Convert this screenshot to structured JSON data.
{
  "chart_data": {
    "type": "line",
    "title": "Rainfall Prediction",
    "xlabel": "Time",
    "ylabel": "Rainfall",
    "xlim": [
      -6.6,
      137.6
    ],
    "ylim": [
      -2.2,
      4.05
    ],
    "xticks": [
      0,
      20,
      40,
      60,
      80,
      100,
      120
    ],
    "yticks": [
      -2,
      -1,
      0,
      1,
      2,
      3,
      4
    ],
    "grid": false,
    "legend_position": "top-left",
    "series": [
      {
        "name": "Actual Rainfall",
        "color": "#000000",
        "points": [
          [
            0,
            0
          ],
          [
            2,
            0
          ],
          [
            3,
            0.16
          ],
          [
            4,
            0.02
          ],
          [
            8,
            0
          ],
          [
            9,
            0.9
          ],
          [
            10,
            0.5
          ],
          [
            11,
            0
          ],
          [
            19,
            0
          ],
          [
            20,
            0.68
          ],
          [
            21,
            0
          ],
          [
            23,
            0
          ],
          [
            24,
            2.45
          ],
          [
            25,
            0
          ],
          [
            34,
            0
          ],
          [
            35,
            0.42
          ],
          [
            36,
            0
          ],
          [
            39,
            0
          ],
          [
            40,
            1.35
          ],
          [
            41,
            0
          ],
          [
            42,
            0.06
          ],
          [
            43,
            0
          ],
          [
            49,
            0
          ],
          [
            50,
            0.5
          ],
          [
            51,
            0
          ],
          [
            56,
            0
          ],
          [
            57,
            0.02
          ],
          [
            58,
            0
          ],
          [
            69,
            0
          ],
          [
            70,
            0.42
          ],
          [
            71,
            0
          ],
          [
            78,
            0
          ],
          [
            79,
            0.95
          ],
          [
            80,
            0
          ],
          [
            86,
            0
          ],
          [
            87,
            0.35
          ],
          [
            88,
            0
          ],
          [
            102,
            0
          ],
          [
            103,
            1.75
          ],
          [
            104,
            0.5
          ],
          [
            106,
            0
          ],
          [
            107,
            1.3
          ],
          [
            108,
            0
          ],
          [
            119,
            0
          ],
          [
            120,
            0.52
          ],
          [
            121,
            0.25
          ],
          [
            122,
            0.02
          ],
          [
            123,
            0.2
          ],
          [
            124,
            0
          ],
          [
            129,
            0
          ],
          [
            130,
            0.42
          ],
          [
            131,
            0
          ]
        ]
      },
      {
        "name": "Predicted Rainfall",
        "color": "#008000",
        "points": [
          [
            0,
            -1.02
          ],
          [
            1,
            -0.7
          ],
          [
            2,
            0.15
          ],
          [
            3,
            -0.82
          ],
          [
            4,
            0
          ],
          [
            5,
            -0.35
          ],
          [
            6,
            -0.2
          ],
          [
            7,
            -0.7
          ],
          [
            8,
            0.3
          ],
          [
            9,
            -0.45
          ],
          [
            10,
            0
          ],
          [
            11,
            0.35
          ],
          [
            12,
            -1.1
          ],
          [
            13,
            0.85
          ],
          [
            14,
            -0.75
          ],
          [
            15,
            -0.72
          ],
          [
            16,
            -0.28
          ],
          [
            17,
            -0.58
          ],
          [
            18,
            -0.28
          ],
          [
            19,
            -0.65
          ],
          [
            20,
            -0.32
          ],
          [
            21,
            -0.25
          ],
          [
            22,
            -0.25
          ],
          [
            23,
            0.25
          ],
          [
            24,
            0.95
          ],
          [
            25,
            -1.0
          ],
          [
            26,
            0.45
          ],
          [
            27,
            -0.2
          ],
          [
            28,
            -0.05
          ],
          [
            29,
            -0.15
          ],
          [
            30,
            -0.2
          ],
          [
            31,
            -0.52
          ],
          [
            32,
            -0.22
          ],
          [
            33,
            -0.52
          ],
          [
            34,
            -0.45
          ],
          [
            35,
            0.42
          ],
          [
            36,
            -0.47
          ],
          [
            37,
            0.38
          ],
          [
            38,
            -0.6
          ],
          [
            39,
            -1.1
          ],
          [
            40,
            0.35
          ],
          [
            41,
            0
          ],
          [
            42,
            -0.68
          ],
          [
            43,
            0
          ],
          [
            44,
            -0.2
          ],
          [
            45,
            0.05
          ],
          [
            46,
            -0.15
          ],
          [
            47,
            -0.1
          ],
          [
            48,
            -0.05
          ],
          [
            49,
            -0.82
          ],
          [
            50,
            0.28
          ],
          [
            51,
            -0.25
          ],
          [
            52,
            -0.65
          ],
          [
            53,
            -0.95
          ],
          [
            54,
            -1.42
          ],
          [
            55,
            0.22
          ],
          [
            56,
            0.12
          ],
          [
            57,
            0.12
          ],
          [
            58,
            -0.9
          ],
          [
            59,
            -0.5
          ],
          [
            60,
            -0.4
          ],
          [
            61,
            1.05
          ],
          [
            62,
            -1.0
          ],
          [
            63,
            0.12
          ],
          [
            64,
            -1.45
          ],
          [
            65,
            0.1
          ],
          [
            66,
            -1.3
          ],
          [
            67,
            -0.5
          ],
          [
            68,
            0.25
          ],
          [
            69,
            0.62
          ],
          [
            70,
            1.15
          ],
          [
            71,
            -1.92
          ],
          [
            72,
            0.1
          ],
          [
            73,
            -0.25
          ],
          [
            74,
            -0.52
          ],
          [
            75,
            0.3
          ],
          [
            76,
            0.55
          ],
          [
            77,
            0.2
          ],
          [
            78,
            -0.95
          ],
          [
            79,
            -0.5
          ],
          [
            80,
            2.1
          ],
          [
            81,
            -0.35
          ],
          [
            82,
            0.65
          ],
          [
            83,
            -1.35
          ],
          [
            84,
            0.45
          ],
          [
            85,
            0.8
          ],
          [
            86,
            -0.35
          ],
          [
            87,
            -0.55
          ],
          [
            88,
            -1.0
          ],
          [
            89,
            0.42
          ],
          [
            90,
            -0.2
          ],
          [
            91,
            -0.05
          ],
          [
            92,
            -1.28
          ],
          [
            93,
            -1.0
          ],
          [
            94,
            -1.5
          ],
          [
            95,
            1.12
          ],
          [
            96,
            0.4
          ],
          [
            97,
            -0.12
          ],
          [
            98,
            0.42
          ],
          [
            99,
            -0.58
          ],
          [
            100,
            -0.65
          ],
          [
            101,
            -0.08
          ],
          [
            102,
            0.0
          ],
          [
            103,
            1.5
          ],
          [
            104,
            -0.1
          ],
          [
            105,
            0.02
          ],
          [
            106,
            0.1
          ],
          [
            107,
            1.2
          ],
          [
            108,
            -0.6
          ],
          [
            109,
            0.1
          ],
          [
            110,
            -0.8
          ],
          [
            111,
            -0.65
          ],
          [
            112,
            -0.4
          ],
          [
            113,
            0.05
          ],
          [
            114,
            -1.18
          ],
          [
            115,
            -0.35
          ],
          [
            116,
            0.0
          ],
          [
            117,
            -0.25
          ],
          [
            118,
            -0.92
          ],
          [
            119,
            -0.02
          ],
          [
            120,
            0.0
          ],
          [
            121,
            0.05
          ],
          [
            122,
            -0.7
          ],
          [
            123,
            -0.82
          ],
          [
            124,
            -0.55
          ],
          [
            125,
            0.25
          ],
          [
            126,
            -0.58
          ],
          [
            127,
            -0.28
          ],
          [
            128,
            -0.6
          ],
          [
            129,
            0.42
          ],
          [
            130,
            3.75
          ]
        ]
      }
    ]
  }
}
________
PROBLEM REQUIREMENTS:
Give nothing but the number of lines containing the string "name".

SOLUTION FOR THIS TASK:
2